EXCERPTED TEXT below:

# MEMBERS EXPERIENCES > MEMBER'S CYCLE RESULTS >  1st Winstrol Only Cycle- Female

## jackedgirl

This is my before and after transformation being on a 
Winstrol only cycle for 3 weeks. I'm now as of today doing PCT for 3 weeks and will be back on
to finish the bottle in another 3 weeks but I wanted to go ahead
and show my progress and also I hope other girls or guys 
can learn from my experience with it. This was my first time
using Winny and overall my experience was good but of course
with any steroid their are risks and side effects to be taken
into consideration, so you should always proceed with caution.
I went into this knowing the risks, I did my research and was
lucky enough to have lots of friends help me with the process of it. 

Dosage: 1cc of 25 mgs/ml

Supplements:
Creatine
Pre-workout
Fish oil
Bcaas
Mutli-vitimin 

Side effects I experienced:
Body hair growth(Legs & underarms)- This started on DAY 5, I had shave everyday.
I did not get any facial hair which is a common side effect.

End of EXCERPTED TEXT.
GIVEN RECORDS below:

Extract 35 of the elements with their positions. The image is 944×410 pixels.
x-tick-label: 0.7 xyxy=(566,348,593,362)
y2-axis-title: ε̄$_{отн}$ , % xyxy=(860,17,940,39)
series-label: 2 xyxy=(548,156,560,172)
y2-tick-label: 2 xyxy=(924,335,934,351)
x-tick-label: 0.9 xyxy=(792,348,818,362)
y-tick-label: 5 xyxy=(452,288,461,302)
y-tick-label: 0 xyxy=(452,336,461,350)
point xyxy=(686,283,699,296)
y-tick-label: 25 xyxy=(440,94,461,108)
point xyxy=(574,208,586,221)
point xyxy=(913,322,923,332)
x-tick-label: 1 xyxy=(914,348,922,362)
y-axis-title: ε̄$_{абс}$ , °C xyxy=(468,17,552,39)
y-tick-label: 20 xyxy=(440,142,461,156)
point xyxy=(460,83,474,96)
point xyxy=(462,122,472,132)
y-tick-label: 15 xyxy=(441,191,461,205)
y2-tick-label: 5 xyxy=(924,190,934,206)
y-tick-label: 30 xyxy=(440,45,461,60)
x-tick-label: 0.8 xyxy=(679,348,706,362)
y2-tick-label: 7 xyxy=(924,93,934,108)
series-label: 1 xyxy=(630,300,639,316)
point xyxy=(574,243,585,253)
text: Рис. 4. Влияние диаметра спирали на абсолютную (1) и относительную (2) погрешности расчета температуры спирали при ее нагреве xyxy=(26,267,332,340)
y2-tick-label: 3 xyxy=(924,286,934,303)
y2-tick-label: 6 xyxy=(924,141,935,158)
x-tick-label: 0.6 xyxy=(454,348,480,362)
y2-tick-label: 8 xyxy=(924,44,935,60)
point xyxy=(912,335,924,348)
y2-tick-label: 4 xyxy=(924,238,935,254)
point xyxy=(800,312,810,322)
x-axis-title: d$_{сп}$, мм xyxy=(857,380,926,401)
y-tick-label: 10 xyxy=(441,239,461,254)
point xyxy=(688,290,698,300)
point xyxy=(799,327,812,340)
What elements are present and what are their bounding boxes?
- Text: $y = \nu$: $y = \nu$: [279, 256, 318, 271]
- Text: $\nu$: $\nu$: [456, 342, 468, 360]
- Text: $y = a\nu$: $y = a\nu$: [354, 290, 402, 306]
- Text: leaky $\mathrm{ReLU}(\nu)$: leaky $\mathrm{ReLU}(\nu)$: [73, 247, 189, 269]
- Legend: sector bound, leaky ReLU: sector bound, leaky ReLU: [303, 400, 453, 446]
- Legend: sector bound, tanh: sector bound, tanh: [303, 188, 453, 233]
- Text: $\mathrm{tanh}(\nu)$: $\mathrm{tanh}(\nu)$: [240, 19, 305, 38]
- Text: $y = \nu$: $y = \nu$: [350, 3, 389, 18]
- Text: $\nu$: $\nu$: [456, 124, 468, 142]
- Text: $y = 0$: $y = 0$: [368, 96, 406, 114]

End of GIVEN RECORDS.

QUESTIONS ▸
[1] In the Winstrol cycle post, on which day did the body hair growth begin?
[2] List every supplement named in the Winstrol cycle post.
[3] Continue the Winstrol cycle post from the point where it ends.

ANSWERS TO EACH TASK ▸
[1] Day 5.

[2] Creatine, Pre-workout, Fish oil, Bcaas, Mutli-vitimin

[3]
Voice changing: DAY 11- My voice didn't exactly deepen however it
did feel/sound like I was conjested in my throat, I kept having
to clear my throat a lot during the 2nd & 3rd week.

Clitoris Enlargement: DAY 8- This actually wasn't as scary as
I thought it would be. Yes, the enlargement happened but it
didn't enlarge too bad but it was very sensitive.

Increased Libido: DAY 6- I'm not a sexually active person but
this for sure went up even for me. 

Changes in the menstrual cycle: DAY 14- The only change I had
was that my menstrual cycle came earlier than normal but it
still felt the same and I still got cramps and all the other stuff
that comes with it.

Increased appetite: DAY 13- I felt this go up dramatically.
I would eat 6 meals a day no problem and before it was a bit
of a challange. 

Breast tissue atrophy (shrinking):- DAY 17- This was a big
one for me. Before I started this I was a B cup and now i'm
an A cup. The shrinking was noticable and a family noticed it
on the Day 20.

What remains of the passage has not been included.